Data extract:
········

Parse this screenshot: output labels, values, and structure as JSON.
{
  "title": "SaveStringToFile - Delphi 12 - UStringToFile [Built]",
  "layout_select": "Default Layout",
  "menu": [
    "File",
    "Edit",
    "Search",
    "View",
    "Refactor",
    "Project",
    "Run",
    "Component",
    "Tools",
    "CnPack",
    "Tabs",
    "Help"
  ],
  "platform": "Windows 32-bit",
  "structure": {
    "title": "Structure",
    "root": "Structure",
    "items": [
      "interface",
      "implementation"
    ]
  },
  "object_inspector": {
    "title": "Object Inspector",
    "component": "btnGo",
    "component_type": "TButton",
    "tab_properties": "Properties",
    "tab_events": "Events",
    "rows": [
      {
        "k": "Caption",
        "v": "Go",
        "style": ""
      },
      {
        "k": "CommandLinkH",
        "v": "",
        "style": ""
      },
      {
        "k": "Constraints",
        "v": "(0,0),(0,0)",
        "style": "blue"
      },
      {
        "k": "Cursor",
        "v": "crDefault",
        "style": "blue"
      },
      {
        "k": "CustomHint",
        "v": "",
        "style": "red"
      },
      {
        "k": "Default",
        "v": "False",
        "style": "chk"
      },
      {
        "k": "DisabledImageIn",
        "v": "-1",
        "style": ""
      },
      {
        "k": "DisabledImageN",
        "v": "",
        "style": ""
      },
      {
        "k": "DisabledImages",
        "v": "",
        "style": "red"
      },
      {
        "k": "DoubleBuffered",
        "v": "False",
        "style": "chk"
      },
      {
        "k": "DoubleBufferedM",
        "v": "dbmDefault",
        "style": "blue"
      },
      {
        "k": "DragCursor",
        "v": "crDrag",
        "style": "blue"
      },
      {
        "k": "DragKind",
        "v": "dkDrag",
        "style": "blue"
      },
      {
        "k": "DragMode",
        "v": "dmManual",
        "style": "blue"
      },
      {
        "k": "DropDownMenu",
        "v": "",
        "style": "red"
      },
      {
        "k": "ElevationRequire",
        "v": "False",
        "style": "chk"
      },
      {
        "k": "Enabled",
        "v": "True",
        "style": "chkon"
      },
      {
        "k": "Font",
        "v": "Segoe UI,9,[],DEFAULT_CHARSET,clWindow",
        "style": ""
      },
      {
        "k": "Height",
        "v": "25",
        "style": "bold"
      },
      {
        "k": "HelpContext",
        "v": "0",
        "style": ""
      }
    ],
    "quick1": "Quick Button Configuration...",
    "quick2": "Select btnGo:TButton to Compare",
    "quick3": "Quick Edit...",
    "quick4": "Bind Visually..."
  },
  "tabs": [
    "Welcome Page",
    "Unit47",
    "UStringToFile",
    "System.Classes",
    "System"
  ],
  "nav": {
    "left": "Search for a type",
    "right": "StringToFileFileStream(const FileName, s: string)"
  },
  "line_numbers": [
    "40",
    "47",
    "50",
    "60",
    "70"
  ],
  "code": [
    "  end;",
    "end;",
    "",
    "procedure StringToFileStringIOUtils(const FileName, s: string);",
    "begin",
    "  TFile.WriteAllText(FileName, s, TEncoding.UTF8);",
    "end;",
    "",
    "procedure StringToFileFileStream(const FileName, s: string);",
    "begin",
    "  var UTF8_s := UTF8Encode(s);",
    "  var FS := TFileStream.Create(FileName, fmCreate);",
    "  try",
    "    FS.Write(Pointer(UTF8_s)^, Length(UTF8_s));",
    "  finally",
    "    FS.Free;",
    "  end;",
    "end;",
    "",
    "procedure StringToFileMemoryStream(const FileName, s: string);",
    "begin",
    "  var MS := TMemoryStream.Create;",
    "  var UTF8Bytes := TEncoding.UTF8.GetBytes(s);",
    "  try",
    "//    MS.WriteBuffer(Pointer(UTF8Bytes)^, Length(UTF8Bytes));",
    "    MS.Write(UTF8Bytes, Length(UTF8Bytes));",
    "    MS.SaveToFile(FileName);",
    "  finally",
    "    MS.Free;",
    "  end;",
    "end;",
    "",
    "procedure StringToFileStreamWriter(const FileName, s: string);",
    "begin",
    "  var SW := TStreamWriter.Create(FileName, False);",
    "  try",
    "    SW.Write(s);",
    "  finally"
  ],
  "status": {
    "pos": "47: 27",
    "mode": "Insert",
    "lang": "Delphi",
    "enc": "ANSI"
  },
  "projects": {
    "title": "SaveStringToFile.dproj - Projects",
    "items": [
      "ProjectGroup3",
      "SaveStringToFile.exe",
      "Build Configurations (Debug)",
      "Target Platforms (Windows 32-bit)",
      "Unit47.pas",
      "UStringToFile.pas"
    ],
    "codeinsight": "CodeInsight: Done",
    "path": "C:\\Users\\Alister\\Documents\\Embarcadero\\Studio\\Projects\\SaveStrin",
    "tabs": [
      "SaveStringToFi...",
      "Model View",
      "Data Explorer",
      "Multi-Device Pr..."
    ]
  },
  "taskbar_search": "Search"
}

········

What is required: Give the count of lines in the data above that hold the string "UStringToFile", with no additional words.

Reply to the exercise: 3